Entries with figure data:
⁂

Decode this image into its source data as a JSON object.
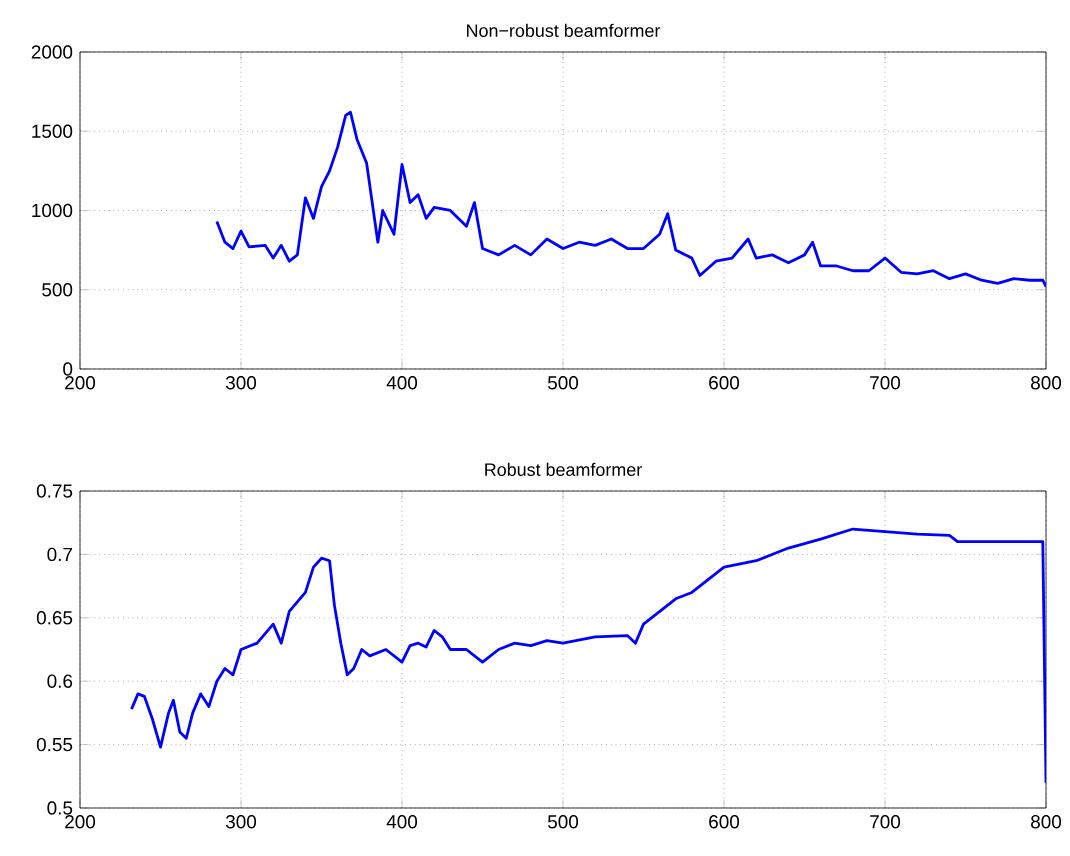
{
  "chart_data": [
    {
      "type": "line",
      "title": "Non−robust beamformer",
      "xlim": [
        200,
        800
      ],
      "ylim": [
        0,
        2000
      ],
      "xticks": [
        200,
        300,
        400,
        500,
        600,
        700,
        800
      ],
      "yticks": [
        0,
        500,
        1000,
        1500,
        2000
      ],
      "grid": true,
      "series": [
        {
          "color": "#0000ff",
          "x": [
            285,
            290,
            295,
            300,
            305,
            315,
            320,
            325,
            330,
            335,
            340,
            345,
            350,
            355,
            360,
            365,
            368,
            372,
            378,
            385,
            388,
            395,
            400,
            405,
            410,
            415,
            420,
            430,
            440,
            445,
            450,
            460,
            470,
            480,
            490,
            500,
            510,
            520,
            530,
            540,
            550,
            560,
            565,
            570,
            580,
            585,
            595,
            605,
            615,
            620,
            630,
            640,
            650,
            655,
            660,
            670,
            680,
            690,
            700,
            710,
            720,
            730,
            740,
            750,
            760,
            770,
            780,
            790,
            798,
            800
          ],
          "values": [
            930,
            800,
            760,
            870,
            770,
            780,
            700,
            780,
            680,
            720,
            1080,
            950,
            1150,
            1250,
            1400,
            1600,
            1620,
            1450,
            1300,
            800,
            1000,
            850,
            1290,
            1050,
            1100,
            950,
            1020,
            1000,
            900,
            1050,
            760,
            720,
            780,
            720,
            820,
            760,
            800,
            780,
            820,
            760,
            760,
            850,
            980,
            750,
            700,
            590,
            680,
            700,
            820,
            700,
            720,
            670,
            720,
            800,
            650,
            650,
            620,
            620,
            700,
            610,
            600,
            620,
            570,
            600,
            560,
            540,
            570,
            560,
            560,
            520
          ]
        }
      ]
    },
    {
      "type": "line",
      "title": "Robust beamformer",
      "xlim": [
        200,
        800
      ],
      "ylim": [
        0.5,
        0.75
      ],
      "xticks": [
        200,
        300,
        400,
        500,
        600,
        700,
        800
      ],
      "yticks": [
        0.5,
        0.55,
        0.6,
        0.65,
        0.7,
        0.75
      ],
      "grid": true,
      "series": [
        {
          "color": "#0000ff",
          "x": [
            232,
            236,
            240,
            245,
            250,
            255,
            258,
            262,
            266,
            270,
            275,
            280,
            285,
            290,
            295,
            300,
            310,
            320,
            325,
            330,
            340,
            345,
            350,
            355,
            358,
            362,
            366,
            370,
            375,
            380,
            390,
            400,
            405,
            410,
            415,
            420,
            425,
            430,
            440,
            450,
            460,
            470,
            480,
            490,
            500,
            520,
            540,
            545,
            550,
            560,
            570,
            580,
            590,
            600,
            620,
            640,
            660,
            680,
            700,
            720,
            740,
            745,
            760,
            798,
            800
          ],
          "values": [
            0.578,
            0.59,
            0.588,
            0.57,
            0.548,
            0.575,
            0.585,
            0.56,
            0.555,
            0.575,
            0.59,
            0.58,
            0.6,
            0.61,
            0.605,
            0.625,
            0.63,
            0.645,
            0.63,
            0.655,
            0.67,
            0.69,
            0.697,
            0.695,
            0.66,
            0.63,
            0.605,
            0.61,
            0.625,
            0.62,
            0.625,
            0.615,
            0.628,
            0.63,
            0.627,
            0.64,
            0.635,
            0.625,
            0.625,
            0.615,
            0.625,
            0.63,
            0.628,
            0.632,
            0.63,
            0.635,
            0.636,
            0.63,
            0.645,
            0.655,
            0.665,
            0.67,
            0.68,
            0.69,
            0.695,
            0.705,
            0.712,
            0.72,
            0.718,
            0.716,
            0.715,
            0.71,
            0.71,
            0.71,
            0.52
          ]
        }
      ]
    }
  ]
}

⁂

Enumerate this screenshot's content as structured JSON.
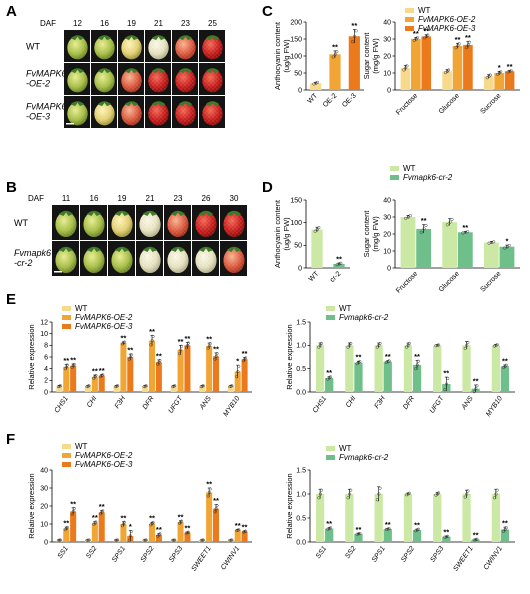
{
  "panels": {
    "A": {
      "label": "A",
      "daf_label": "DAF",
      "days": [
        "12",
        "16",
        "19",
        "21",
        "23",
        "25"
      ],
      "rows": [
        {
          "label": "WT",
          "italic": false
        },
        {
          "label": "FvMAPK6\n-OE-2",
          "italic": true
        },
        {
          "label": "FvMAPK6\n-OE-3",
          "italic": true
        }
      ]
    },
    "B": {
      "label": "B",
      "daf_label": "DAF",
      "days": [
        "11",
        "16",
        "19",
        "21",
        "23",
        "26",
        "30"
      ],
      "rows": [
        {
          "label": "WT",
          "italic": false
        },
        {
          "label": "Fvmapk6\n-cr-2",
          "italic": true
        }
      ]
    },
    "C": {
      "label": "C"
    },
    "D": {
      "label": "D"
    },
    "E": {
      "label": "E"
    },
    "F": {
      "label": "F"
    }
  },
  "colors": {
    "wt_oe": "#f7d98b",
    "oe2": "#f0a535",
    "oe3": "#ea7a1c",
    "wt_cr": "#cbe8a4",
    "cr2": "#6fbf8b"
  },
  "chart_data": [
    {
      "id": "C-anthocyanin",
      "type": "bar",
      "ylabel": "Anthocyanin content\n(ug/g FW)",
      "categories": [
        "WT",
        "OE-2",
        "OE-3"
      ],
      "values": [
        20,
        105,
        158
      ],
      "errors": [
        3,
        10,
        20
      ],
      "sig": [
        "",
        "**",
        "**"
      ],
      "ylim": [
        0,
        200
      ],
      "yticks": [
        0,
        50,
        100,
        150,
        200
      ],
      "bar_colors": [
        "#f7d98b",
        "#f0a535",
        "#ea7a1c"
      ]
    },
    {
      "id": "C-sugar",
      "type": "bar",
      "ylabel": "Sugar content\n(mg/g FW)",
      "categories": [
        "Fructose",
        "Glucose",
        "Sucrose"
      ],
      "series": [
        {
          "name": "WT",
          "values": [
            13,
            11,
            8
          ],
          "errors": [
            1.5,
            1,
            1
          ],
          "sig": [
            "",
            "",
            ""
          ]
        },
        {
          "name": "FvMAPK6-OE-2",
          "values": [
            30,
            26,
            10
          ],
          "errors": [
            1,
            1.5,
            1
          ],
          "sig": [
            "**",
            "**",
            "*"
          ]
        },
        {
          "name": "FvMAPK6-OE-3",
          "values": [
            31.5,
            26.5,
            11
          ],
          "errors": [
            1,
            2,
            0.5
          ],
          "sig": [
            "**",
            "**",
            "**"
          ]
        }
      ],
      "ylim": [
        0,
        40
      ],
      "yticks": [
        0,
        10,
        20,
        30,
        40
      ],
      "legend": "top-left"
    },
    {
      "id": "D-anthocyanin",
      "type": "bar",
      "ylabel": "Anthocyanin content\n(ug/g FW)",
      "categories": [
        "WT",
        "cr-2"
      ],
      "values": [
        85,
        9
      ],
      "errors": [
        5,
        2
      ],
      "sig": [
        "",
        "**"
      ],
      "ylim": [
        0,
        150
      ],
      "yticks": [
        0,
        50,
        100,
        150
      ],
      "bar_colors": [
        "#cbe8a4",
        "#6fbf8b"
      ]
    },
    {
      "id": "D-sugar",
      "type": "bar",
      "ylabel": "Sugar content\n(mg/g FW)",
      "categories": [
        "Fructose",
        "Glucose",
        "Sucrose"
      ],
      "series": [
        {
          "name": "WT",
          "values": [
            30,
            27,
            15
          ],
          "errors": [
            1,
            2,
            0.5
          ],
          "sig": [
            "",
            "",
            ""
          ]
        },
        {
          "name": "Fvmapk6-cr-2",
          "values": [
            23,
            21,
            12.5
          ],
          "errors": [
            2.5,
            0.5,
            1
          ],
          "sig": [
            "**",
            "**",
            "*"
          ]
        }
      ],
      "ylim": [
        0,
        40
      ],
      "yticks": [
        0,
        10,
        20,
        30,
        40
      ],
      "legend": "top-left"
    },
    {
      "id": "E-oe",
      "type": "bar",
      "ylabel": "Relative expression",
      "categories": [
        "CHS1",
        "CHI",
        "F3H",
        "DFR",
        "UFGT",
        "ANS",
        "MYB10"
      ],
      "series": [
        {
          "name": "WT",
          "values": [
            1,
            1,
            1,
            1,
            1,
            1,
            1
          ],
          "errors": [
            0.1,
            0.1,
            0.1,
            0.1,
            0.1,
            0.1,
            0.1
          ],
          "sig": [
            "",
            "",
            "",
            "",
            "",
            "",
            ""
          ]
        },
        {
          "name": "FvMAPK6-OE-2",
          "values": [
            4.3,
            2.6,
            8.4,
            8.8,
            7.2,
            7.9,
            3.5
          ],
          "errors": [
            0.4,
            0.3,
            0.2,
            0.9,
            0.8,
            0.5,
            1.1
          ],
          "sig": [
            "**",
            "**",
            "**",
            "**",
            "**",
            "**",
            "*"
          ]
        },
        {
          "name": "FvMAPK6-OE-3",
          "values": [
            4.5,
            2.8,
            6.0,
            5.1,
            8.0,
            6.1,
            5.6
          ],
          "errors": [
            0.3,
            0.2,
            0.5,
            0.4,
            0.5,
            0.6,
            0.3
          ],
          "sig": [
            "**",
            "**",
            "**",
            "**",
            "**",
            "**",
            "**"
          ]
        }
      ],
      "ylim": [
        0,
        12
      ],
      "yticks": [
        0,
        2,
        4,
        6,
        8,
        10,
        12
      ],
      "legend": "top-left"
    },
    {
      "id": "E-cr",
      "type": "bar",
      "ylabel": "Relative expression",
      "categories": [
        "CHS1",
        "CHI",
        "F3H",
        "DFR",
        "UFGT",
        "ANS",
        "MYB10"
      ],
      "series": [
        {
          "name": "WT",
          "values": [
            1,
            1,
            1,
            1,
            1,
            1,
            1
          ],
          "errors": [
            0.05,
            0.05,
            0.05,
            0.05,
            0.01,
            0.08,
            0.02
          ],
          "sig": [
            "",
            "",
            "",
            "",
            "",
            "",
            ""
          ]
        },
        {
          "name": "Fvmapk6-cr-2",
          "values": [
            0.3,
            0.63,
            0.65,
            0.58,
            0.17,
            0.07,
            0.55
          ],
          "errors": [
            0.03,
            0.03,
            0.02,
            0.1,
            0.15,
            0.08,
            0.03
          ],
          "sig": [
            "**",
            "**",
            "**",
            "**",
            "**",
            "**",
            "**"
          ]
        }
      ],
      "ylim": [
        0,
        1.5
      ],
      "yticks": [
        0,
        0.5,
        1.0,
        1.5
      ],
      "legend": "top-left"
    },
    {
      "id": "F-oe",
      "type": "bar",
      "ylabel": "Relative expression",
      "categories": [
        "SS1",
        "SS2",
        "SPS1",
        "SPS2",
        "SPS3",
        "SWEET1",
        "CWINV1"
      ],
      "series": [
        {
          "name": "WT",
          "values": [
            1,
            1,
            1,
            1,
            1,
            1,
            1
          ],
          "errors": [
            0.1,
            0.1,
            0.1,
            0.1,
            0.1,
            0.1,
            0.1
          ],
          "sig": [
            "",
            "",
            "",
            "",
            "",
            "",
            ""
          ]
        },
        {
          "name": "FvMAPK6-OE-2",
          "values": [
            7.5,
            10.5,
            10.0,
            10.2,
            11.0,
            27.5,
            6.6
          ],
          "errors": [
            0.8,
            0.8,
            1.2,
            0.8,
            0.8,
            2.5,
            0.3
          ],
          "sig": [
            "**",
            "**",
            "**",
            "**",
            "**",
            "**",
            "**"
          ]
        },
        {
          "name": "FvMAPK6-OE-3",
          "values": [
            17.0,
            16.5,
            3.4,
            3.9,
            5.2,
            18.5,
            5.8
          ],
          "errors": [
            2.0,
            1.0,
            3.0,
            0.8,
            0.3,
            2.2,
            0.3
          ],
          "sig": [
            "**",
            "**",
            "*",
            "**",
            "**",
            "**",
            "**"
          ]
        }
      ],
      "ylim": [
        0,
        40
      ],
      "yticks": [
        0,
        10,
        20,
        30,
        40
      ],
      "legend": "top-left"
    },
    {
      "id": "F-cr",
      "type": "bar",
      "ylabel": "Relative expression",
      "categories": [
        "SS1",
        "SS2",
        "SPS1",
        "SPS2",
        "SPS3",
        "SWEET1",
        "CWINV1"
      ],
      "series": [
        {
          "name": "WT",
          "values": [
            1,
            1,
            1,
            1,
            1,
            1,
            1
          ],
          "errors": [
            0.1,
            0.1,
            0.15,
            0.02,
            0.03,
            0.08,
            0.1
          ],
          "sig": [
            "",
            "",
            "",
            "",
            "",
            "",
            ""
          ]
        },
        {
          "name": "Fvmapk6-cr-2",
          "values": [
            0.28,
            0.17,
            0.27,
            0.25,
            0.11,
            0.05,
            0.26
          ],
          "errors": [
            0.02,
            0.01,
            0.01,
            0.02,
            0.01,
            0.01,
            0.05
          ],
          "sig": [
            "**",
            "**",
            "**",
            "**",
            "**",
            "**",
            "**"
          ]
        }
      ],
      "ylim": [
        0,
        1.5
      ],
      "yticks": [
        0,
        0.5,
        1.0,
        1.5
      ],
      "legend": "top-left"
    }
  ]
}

⁂

§ STATED GOAL: Where a line holds the string "this", copy that line.

§ PROBLEM SOLUTION:
Decode this image into its source data as a JSON object.
Enumerate this screenshot's content as structured JSON.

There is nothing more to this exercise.